[Source records start]

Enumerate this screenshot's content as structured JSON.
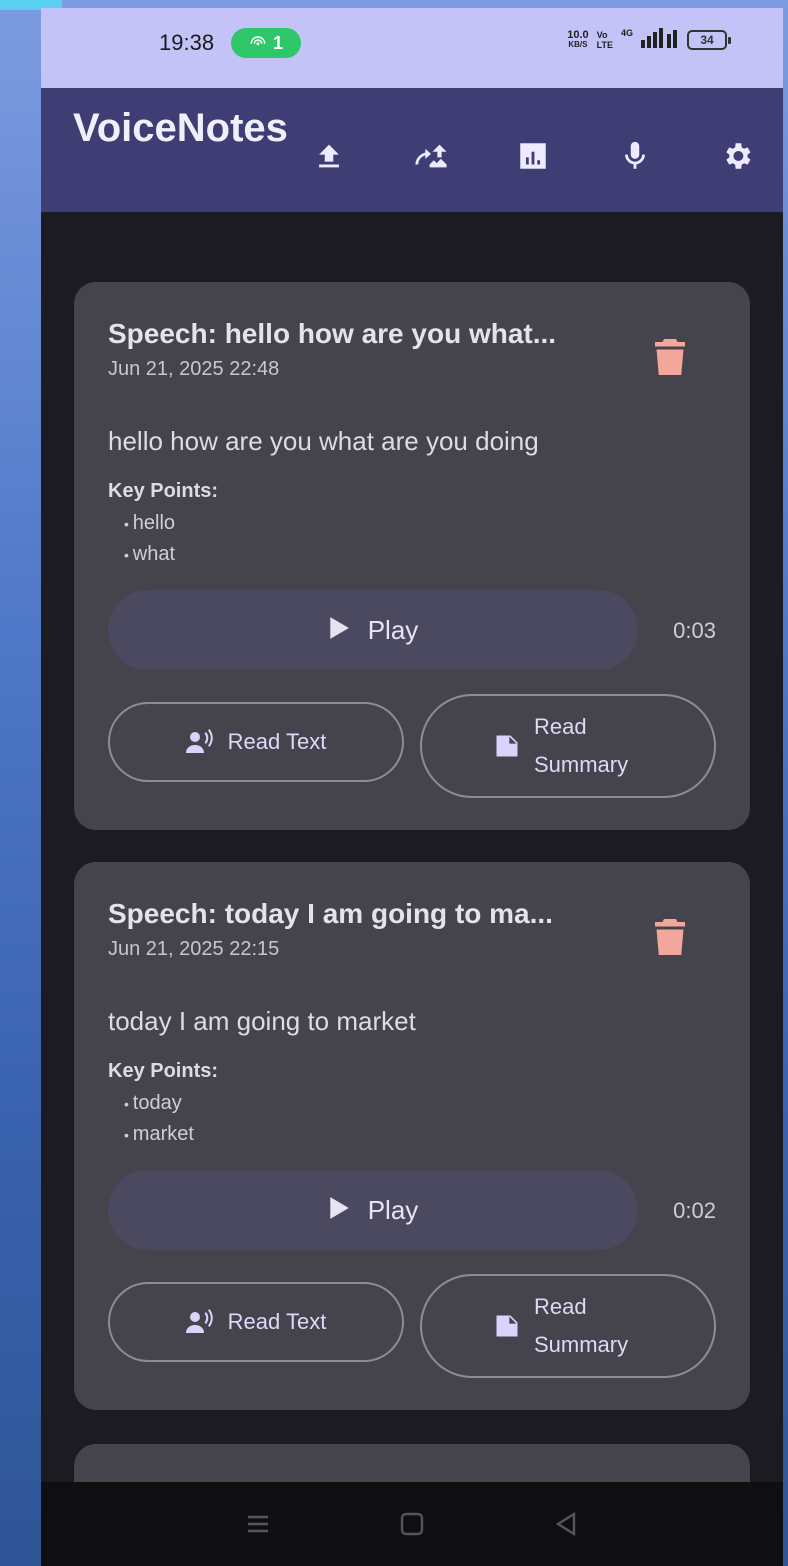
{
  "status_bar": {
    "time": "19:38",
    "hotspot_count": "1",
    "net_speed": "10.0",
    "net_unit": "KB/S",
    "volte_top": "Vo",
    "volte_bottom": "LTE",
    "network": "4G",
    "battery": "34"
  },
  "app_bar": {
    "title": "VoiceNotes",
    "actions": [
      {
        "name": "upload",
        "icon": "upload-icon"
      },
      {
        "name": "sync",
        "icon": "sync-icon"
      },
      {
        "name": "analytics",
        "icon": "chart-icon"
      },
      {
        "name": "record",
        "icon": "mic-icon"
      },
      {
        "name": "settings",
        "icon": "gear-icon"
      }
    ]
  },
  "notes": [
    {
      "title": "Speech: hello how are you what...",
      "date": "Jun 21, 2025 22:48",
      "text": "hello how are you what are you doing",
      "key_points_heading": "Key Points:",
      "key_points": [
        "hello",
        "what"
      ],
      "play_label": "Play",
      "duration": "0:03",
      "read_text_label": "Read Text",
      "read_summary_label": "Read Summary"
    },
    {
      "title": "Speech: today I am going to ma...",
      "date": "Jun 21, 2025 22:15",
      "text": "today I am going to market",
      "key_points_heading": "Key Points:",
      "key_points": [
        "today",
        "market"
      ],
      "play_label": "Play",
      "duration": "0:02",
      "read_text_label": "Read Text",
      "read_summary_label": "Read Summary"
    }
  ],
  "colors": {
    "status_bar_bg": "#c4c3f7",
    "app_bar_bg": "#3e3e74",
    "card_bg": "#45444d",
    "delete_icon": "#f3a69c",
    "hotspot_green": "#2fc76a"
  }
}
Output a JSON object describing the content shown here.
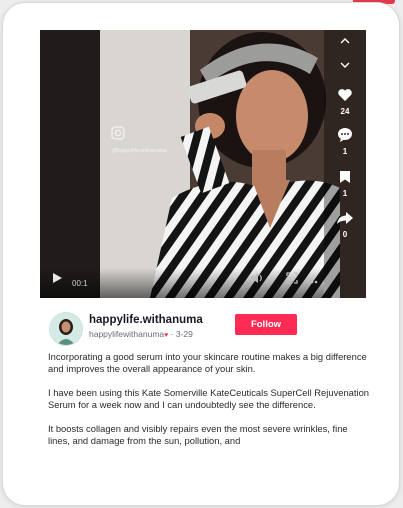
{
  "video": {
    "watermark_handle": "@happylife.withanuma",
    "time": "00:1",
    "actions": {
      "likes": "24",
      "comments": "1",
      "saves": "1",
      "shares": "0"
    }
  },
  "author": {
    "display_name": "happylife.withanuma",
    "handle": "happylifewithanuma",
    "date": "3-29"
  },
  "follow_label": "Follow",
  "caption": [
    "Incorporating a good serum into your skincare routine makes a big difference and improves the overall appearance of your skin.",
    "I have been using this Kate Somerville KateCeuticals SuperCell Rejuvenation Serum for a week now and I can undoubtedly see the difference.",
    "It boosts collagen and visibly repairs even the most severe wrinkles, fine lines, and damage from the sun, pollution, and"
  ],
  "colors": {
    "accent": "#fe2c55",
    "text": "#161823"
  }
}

[Source records end]

Problem description :: Select the lines that carry the string "going" and copy them.

Correct response ::
      "title": "Speech: today I am going to ma...",
      "text": "today I am going to market",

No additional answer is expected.